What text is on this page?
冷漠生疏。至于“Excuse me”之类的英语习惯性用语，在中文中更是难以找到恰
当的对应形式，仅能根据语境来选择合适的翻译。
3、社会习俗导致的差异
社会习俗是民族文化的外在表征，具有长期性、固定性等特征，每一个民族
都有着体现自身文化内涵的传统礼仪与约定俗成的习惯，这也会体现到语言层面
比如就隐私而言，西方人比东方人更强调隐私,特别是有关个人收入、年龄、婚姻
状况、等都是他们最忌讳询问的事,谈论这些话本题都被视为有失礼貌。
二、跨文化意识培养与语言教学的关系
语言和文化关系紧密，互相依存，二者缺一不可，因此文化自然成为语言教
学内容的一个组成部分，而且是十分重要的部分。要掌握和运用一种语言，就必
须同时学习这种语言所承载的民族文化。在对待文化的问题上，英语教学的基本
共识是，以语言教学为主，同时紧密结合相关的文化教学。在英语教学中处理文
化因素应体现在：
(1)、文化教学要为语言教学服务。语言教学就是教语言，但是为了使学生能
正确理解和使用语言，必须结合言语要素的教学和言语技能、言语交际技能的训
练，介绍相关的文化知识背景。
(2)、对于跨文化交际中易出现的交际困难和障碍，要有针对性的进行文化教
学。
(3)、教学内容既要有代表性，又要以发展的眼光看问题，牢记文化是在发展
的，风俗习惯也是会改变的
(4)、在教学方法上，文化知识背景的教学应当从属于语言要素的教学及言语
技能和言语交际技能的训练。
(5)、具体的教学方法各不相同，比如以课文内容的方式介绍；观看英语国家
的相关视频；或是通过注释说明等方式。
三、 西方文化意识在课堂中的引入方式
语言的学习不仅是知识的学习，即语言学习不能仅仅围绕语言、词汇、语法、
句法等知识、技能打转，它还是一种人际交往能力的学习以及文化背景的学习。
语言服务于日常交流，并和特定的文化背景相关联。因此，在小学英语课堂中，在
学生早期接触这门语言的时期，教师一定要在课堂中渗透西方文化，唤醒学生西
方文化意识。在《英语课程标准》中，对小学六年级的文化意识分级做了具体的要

Challenge: Take the entries above and transcribe them in full.

Solved problem:
What text is on this page?
冷漠生疏。至于“Excuse me”之类的英语习惯性用语，在中文中更是难以找到恰
当的对应形式，仅能根据语境来选择合适的翻译。
3、社会习俗导致的差异
社会习俗是民族文化的外在表征，具有长期性、固定性等特征，每一个民族
都有着体现自身文化内涵的传统礼仪与约定俗成的习惯，这也会体现到语言层面
比如就隐私而言，西方人比东方人更强调隐私,特别是有关个人收入、年龄、婚姻
状况、等都是他们最忌讳询问的事,谈论这些话本题都被视为有失礼貌。
二、跨文化意识培养与语言教学的关系
语言和文化关系紧密，互相依存，二者缺一不可，因此文化自然成为语言教
学内容的一个组成部分，而且是十分重要的部分。要掌握和运用一种语言，就必
须同时学习这种语言所承载的民族文化。在对待文化的问题上，英语教学的基本
共识是，以语言教学为主，同时紧密结合相关的文化教学。在英语教学中处理文
化因素应体现在：
(1)、文化教学要为语言教学服务。语言教学就是教语言，但是为了使学生能
正确理解和使用语言，必须结合言语要素的教学和言语技能、言语交际技能的训
练，介绍相关的文化知识背景。
(2)、对于跨文化交际中易出现的交际困难和障碍，要有针对性的进行文化教
学。
(3)、教学内容既要有代表性，又要以发展的眼光看问题，牢记文化是在发展
的，风俗习惯也是会改变的
(4)、在教学方法上，文化知识背景的教学应当从属于语言要素的教学及言语
技能和言语交际技能的训练。
(5)、具体的教学方法各不相同，比如以课文内容的方式介绍；观看英语国家
的相关视频；或是通过注释说明等方式。
三、 西方文化意识在课堂中的引入方式
语言的学习不仅是知识的学习，即语言学习不能仅仅围绕语言、词汇、语法、
句法等知识、技能打转，它还是一种人际交往能力的学习以及文化背景的学习。
语言服务于日常交流，并和特定的文化背景相关联。因此，在小学英语课堂中，在
学生早期接触这门语言的时期，教师一定要在课堂中渗透西方文化，唤醒学生西
方文化意识。在《英语课程标准》中，对小学六年级的文化意识分级做了具体的要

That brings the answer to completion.